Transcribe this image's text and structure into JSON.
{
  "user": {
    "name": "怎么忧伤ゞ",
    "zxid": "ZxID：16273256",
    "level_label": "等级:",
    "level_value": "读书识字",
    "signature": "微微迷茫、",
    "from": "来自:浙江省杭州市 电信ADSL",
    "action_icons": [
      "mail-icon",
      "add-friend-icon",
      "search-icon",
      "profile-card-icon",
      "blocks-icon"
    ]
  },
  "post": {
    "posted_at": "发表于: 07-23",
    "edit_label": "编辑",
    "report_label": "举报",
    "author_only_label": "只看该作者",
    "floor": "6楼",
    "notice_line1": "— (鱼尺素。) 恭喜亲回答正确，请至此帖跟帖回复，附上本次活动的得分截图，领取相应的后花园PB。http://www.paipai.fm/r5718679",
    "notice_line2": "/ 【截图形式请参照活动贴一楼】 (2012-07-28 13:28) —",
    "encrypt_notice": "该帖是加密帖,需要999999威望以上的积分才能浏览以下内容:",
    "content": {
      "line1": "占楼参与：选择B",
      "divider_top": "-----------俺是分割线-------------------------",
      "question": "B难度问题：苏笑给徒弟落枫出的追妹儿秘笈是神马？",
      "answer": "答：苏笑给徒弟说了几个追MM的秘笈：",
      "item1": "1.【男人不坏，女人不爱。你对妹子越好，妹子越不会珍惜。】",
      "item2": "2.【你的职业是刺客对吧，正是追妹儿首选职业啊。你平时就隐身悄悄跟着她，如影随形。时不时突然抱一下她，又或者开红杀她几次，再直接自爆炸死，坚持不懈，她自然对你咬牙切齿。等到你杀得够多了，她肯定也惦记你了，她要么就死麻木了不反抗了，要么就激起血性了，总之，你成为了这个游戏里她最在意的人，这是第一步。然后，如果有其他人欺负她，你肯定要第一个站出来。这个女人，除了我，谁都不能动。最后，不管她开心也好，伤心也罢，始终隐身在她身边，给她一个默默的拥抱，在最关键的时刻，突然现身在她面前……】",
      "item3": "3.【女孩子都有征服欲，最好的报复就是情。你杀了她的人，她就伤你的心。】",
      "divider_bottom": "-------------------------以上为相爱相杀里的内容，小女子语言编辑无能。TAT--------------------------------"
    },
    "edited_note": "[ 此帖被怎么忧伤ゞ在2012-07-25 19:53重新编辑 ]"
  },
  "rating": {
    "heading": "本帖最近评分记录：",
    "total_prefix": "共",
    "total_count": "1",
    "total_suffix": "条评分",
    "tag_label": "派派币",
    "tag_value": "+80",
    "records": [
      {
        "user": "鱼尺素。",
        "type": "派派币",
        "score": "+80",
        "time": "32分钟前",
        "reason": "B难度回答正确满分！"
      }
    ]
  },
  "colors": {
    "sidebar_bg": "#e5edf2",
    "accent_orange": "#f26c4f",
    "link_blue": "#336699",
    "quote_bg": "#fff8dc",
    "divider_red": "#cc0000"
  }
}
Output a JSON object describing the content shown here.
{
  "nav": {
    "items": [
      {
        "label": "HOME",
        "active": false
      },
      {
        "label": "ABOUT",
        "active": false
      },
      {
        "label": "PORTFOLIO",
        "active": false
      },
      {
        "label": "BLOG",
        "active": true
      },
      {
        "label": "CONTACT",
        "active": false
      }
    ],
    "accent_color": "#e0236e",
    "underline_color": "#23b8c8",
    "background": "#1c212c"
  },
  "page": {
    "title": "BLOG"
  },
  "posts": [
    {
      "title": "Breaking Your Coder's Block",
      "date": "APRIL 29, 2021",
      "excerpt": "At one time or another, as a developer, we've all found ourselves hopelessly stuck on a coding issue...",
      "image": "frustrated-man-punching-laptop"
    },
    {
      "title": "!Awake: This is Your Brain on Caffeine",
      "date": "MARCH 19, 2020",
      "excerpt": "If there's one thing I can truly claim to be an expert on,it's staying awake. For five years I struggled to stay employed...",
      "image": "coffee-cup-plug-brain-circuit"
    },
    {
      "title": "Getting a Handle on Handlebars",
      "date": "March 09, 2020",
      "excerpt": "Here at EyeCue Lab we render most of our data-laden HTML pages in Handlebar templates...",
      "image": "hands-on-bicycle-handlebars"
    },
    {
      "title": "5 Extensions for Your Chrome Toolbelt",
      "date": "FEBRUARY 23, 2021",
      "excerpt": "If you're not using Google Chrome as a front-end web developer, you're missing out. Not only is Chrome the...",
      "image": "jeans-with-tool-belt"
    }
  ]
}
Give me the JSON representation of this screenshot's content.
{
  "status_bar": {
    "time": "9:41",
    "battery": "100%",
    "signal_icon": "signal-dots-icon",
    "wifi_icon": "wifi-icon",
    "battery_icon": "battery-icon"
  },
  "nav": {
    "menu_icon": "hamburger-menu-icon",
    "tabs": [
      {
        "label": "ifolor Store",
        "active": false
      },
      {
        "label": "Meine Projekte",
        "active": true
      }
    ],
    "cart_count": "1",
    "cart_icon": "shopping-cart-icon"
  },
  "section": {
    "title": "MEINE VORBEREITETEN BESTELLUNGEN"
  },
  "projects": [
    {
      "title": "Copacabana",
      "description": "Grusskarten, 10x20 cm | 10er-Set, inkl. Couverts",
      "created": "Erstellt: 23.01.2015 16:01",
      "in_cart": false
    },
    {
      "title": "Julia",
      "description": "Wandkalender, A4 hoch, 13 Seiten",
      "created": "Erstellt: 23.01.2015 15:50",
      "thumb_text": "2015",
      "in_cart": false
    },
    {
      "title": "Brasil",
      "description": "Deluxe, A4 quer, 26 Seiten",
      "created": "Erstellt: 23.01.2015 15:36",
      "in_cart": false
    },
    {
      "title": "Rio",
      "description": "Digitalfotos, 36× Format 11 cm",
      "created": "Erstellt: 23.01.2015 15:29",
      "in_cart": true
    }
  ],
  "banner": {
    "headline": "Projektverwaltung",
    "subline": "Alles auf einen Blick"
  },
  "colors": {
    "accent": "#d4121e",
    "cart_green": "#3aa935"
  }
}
==
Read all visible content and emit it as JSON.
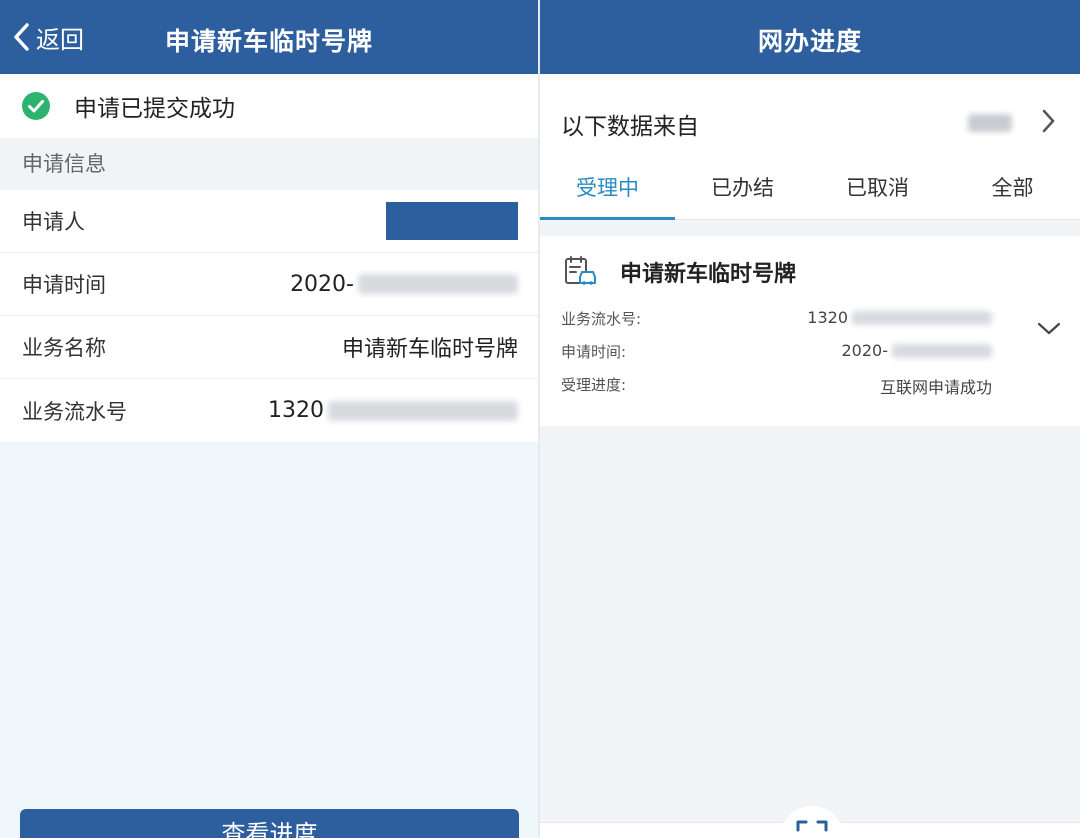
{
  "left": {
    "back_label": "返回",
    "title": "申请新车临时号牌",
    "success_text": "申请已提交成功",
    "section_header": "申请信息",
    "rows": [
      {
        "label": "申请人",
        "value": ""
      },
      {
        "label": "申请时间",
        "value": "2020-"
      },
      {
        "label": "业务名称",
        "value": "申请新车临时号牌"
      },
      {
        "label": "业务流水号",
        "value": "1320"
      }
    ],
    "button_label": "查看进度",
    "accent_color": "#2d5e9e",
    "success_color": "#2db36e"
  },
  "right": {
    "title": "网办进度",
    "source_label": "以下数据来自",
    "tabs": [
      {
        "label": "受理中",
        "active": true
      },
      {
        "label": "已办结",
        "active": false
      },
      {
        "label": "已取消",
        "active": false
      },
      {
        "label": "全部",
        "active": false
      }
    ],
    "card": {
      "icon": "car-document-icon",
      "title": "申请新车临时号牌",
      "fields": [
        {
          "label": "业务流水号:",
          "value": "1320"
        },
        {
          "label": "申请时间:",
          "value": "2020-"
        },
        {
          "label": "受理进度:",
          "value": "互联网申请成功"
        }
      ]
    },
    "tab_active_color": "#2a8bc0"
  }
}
==
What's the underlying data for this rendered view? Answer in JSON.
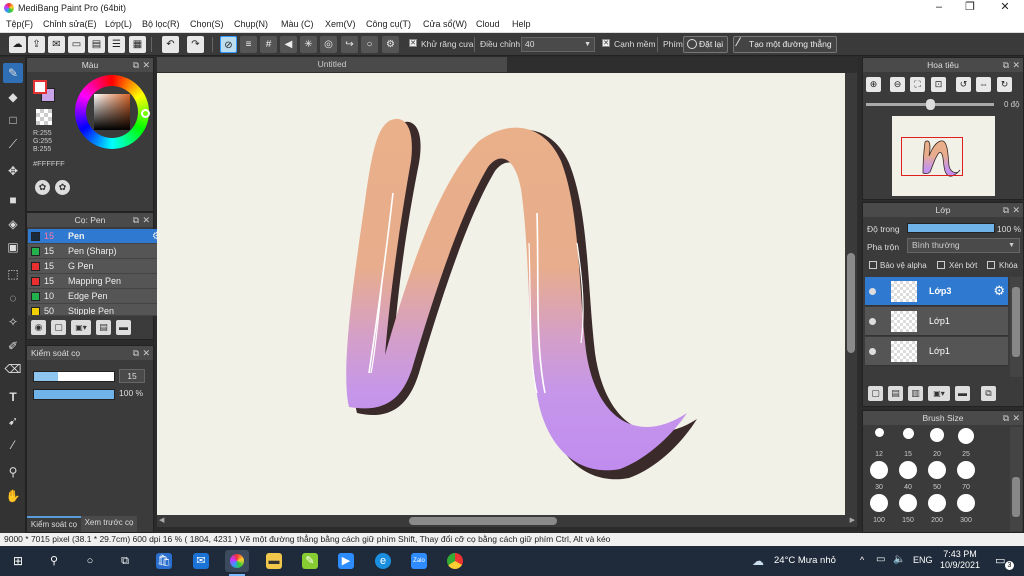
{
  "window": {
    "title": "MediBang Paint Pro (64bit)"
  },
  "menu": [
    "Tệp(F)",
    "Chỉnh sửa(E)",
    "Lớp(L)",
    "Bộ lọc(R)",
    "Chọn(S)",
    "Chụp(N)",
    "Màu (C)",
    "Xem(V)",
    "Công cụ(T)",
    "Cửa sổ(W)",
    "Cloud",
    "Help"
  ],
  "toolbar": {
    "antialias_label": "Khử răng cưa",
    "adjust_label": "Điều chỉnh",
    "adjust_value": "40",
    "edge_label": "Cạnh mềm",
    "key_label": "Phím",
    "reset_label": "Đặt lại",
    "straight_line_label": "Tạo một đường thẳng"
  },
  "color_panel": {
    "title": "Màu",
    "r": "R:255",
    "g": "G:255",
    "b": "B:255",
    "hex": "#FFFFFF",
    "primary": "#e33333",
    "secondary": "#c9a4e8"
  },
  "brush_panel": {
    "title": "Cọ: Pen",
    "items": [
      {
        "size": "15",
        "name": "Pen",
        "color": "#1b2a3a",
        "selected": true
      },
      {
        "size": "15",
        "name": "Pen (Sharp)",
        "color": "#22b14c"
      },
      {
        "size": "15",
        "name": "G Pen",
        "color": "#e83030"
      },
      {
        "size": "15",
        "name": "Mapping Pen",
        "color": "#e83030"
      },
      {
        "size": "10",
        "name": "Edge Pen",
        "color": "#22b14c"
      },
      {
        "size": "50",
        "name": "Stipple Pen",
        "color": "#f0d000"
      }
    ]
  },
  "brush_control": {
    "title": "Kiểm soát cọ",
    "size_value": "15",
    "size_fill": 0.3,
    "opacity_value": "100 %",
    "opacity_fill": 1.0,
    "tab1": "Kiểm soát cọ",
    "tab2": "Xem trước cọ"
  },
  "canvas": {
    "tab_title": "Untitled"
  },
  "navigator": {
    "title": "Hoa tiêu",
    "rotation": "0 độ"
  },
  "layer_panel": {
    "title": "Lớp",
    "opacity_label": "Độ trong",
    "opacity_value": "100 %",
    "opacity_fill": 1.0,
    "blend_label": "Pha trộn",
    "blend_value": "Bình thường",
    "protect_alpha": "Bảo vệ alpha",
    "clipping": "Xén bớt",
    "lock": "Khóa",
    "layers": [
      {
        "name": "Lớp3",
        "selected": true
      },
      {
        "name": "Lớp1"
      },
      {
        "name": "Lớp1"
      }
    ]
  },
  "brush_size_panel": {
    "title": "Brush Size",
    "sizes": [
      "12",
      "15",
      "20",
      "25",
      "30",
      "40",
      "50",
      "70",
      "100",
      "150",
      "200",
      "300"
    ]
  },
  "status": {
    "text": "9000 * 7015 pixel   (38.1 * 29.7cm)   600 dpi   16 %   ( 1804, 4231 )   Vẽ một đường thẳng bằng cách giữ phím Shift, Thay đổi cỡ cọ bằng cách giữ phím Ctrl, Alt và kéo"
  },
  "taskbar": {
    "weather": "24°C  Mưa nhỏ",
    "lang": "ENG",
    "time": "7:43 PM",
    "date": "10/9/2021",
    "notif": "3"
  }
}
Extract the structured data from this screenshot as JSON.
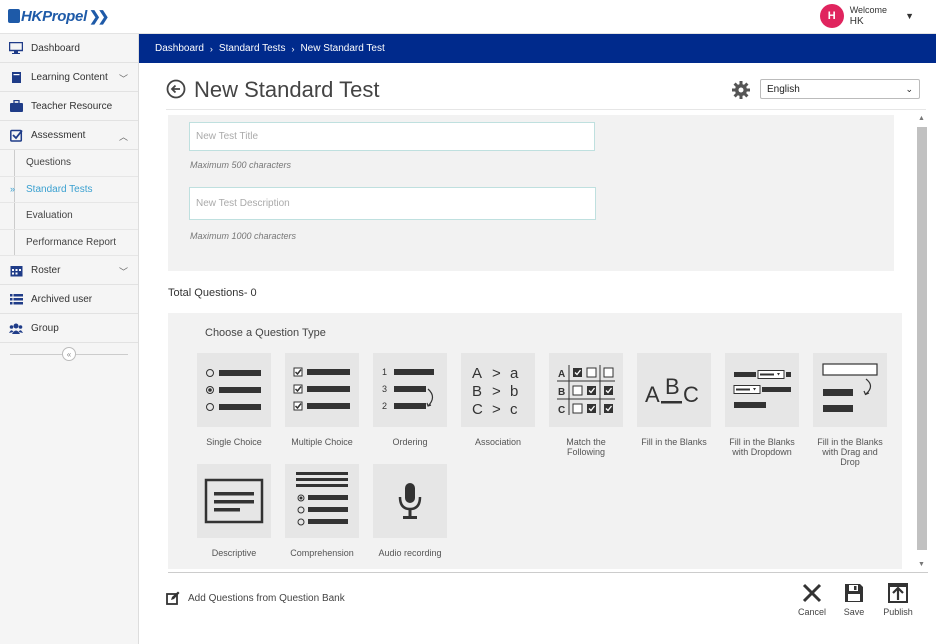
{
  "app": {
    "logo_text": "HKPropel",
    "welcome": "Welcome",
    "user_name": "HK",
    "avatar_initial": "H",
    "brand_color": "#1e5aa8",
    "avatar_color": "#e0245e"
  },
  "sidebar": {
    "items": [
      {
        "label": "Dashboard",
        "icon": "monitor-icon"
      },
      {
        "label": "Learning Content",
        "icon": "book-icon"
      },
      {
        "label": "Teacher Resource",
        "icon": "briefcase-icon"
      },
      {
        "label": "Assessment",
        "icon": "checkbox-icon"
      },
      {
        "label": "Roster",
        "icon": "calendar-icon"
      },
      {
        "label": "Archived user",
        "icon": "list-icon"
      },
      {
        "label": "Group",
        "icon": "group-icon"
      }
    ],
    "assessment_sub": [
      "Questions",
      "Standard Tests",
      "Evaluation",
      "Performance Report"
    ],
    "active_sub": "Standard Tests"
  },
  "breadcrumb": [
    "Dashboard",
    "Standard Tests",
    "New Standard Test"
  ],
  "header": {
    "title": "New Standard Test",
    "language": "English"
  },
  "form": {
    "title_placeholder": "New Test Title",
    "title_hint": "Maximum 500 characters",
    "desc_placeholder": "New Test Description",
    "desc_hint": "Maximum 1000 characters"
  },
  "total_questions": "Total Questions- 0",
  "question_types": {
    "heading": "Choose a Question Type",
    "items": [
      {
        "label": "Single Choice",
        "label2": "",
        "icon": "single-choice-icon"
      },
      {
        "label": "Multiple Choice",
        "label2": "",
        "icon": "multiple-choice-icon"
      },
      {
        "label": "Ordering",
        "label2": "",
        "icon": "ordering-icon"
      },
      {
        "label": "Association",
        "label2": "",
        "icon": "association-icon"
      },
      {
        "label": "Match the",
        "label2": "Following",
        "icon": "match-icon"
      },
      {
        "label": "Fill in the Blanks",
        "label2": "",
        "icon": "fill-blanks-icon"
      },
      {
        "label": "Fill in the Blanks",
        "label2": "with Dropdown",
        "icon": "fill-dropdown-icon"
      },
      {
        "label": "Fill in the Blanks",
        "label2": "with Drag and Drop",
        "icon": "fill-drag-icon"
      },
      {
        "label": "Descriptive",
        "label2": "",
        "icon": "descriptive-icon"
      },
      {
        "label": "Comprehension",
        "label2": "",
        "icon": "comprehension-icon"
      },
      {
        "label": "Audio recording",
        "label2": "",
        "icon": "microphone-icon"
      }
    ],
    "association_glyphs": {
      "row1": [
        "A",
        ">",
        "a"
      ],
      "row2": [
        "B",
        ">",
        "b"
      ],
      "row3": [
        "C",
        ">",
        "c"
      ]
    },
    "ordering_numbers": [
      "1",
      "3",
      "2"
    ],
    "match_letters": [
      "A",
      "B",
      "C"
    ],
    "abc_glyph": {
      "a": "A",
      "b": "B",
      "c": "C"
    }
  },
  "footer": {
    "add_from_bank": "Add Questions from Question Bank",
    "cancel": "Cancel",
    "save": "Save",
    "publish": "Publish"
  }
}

> **Work to complete**:
Working from the material above, state how many lines contain "screenshot"; give only the number.

> **Finished exercise**:
2